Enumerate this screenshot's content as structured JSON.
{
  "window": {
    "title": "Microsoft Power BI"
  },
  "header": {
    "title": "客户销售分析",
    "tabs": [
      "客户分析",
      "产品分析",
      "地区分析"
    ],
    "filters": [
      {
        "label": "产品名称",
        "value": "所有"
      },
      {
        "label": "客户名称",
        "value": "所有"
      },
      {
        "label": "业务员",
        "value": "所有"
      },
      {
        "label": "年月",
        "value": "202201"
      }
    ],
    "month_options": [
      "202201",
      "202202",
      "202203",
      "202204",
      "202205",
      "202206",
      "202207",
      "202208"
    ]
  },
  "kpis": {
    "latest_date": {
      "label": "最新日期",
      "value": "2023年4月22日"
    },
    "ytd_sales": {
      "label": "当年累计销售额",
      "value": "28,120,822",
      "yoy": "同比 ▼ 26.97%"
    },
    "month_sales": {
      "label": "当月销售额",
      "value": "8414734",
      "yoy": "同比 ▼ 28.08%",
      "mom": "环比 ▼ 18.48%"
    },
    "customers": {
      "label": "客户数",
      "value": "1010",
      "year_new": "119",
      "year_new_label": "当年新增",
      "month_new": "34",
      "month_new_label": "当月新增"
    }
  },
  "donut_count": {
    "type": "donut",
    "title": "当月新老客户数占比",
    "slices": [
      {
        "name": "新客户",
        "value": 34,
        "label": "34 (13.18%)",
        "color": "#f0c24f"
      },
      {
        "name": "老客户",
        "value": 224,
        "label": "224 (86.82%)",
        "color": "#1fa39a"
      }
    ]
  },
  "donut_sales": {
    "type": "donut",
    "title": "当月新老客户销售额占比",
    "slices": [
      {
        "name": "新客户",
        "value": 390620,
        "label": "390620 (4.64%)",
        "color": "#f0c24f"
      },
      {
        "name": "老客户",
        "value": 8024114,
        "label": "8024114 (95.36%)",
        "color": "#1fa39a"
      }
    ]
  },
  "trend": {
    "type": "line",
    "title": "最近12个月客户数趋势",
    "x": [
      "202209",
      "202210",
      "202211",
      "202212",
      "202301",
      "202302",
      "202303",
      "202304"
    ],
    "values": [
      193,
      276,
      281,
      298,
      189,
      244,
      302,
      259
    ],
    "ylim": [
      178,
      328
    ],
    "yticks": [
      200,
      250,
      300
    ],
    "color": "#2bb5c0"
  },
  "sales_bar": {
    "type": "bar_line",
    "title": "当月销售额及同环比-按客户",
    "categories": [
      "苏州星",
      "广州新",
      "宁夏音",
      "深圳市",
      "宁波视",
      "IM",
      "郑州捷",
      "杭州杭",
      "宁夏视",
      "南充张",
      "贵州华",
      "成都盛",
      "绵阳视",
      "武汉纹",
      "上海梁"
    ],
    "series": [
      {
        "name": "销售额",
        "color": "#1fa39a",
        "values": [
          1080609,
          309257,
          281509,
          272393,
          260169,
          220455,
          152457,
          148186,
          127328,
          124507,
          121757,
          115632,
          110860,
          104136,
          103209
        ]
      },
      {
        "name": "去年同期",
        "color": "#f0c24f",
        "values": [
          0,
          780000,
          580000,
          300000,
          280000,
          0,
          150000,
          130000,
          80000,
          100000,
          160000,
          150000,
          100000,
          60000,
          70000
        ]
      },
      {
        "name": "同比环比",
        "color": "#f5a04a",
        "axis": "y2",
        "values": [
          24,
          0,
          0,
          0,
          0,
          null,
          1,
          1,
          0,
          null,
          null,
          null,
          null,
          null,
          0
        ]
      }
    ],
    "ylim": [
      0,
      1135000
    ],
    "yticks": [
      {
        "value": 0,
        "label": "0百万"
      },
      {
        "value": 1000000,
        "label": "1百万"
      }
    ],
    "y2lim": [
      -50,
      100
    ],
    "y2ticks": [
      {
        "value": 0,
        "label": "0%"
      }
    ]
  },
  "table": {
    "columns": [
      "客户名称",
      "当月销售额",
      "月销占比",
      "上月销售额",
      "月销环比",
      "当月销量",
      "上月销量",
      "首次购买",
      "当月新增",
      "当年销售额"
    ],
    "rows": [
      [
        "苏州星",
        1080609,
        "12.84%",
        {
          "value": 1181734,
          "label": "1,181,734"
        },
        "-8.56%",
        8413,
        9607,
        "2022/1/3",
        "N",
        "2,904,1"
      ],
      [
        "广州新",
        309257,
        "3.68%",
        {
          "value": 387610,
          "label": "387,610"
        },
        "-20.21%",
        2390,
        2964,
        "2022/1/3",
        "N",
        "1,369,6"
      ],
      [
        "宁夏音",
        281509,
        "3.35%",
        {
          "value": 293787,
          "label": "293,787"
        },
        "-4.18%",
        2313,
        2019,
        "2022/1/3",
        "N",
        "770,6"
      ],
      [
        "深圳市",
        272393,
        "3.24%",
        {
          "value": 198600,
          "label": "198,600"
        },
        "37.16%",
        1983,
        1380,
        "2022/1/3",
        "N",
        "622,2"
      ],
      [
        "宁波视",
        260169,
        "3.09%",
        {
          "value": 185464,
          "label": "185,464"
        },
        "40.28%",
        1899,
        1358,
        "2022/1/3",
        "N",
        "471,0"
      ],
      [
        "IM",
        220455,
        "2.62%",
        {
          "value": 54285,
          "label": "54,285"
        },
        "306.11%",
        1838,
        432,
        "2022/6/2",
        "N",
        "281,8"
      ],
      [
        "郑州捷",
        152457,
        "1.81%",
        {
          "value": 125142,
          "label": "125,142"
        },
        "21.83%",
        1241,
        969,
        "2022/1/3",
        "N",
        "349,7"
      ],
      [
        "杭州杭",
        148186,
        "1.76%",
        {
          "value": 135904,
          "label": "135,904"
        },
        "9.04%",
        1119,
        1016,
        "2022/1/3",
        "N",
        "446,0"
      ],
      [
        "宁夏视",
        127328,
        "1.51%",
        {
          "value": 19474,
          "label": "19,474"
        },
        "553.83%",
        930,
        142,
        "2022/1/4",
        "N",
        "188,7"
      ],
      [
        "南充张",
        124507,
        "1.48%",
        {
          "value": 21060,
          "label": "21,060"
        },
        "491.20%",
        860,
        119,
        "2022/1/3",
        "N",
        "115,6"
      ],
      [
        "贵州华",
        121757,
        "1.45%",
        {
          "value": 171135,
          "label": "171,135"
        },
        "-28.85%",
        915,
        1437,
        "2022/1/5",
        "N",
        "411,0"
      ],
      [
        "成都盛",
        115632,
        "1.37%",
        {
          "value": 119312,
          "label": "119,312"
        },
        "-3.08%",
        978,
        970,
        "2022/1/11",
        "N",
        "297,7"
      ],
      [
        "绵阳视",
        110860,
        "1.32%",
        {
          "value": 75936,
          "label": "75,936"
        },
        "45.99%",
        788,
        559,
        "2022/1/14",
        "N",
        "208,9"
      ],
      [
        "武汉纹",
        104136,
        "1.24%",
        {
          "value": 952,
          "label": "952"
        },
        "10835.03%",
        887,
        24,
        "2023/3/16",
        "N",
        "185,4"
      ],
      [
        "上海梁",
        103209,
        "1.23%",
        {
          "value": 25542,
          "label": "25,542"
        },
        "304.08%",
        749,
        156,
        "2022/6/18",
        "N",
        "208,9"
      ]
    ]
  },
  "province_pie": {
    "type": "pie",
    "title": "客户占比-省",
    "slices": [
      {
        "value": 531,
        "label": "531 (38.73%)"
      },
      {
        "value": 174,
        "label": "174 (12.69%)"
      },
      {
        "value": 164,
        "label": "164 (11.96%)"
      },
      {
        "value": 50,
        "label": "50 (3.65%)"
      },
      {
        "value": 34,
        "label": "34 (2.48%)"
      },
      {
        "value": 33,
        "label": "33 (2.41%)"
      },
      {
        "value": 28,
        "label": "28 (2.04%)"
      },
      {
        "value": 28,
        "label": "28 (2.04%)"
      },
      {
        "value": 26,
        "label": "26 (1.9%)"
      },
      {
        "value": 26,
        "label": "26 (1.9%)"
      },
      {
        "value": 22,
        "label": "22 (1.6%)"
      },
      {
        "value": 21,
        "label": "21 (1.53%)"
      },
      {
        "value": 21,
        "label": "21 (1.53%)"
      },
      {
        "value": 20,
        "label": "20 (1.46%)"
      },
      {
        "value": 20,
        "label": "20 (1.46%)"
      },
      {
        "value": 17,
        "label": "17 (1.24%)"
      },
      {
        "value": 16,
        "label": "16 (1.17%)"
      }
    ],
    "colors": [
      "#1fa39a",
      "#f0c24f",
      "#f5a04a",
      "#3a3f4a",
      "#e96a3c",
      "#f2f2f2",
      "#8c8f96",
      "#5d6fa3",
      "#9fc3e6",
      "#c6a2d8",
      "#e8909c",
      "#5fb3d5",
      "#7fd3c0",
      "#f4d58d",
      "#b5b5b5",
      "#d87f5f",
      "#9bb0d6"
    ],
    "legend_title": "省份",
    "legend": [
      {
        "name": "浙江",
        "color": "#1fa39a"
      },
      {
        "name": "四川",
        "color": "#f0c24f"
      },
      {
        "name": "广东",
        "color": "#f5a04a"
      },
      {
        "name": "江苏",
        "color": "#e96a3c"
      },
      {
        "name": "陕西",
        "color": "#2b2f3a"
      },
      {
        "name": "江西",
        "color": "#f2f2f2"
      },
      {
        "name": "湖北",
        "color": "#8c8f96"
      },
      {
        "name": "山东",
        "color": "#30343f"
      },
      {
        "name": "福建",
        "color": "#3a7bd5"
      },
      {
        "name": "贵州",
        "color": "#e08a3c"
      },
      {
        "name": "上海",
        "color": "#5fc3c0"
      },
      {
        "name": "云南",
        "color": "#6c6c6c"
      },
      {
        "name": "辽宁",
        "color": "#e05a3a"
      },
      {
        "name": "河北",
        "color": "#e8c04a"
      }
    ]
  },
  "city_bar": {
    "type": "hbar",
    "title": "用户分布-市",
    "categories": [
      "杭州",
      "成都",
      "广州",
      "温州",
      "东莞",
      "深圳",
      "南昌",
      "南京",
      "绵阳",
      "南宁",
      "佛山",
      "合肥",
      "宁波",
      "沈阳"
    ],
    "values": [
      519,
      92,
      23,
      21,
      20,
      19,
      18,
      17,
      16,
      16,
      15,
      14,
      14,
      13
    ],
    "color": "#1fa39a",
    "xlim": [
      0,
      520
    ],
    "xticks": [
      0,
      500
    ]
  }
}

⁂

Examine the data above and state how many of its lines contain the word "type", with no further remarks.

6